• WRITTEN TASK: Copy the items word for word, starting at the very first line and going on through the line that contains "day-info: Sunrise: 6:13".

+++

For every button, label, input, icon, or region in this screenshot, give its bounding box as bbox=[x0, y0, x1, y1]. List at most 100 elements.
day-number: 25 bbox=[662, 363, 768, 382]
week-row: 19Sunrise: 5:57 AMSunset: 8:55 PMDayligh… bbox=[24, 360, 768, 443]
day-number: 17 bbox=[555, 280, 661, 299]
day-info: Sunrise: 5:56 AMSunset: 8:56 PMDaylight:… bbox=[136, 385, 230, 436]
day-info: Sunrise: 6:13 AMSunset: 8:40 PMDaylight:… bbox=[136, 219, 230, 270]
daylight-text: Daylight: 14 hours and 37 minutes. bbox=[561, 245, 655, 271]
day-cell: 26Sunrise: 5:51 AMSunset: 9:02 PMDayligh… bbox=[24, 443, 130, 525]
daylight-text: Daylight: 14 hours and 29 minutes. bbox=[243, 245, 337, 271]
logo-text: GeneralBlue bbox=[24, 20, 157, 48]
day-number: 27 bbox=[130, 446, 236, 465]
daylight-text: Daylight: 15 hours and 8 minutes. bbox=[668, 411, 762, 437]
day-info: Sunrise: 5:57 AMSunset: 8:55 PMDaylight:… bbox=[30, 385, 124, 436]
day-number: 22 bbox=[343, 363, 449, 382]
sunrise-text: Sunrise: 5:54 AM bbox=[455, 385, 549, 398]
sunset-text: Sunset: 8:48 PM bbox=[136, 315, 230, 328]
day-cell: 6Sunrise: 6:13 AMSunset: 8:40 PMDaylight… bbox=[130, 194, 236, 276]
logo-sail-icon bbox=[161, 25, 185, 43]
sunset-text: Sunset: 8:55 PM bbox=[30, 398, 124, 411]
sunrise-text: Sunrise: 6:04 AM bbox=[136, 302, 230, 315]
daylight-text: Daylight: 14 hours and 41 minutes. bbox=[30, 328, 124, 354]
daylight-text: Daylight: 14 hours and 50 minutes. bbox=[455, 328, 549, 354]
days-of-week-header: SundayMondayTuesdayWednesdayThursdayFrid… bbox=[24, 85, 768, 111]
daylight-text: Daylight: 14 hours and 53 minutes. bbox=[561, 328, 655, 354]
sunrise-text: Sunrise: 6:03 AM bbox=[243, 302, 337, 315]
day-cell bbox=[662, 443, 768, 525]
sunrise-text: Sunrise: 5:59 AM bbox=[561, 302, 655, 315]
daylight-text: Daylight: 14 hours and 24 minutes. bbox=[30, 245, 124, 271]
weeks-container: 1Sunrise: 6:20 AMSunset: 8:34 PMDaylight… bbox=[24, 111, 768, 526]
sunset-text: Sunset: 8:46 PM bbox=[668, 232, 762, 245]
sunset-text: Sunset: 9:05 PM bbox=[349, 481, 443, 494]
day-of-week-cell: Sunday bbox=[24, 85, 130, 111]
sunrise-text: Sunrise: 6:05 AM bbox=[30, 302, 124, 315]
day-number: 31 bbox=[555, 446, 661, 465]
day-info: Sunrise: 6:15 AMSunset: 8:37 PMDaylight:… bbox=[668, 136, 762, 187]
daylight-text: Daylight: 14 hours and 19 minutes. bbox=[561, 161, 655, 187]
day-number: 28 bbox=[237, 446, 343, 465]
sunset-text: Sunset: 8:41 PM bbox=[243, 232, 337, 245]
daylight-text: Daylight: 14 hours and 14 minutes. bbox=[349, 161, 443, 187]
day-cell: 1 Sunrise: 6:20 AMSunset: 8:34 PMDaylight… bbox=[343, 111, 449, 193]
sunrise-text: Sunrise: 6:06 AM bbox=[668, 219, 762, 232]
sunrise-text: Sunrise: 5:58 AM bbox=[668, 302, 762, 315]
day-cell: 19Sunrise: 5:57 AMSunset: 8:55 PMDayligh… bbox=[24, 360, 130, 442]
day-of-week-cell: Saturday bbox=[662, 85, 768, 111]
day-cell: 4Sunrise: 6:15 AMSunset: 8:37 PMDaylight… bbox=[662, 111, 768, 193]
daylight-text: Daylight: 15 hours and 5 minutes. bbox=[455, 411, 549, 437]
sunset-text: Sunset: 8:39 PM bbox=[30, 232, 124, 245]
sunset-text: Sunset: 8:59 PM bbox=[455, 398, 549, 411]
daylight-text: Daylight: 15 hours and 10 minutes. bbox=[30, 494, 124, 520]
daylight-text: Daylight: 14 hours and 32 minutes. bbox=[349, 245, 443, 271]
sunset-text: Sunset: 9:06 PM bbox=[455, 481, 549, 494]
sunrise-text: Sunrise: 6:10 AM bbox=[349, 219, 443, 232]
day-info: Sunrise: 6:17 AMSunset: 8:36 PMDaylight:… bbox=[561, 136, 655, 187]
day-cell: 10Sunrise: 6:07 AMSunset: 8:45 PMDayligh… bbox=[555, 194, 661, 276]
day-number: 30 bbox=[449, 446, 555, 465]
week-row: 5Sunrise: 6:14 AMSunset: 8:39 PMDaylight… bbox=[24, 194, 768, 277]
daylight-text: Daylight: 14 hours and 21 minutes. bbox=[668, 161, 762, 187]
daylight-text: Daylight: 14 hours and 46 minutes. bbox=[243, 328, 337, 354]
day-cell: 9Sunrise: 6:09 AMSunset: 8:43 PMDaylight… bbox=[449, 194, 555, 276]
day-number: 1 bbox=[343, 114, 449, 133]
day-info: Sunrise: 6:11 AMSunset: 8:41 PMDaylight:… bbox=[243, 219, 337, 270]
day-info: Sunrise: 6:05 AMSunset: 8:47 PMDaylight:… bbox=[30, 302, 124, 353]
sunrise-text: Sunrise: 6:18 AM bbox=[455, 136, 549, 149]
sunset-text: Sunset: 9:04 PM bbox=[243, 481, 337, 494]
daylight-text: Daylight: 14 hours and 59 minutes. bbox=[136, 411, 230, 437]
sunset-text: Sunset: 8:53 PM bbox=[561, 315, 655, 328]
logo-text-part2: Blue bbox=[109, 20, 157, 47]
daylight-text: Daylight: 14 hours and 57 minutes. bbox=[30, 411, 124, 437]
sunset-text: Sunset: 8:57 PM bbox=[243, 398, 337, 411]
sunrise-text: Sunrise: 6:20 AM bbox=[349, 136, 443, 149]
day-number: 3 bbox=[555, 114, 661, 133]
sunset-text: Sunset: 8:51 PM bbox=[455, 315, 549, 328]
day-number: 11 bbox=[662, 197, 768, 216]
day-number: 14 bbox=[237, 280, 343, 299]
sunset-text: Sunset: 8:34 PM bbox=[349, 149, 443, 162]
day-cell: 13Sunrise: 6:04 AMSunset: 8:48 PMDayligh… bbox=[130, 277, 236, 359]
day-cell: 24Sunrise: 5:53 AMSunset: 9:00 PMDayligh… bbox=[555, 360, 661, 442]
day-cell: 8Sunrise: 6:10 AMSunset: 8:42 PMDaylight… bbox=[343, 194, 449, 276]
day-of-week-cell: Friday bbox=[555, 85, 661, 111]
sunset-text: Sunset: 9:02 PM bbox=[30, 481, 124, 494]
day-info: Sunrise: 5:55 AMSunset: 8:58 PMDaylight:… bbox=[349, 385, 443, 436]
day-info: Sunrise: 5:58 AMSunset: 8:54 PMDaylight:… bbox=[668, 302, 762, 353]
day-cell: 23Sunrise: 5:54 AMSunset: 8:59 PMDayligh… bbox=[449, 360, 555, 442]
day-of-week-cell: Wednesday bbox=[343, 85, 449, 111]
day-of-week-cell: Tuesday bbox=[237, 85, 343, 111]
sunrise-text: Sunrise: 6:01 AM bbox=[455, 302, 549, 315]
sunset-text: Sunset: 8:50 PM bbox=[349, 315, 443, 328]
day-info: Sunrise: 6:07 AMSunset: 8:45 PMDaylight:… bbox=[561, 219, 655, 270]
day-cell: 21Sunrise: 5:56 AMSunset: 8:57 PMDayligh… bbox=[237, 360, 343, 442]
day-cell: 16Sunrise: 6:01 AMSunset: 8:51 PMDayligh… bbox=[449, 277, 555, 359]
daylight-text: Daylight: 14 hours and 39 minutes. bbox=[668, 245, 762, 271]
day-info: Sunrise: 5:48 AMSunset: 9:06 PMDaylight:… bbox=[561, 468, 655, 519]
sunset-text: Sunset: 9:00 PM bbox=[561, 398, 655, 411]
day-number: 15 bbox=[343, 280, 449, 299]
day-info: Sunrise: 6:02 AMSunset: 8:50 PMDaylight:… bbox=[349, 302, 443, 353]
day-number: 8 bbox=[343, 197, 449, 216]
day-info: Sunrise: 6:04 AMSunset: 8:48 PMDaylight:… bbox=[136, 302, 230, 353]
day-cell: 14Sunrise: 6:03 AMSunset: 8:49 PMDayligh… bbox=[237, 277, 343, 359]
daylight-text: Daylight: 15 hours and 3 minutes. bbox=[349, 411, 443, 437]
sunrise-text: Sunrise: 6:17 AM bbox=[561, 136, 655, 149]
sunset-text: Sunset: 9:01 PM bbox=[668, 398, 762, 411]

+++

• THE RESULT:
For every button, label, input, icon, or region in this screenshot, give its bounding box as bbox=[x0, y0, x1, y1]. List at most 100 elements.
day-number: 25 bbox=[662, 363, 768, 382]
week-row: 19Sunrise: 5:57 AMSunset: 8:55 PMDayligh… bbox=[24, 360, 768, 443]
day-number: 17 bbox=[555, 280, 661, 299]
day-info: Sunrise: 5:56 AMSunset: 8:56 PMDaylight:… bbox=[136, 385, 230, 436]
day-info: Sunrise: 6:13 AMSunset: 8:40 PMDaylight:… bbox=[136, 219, 230, 270]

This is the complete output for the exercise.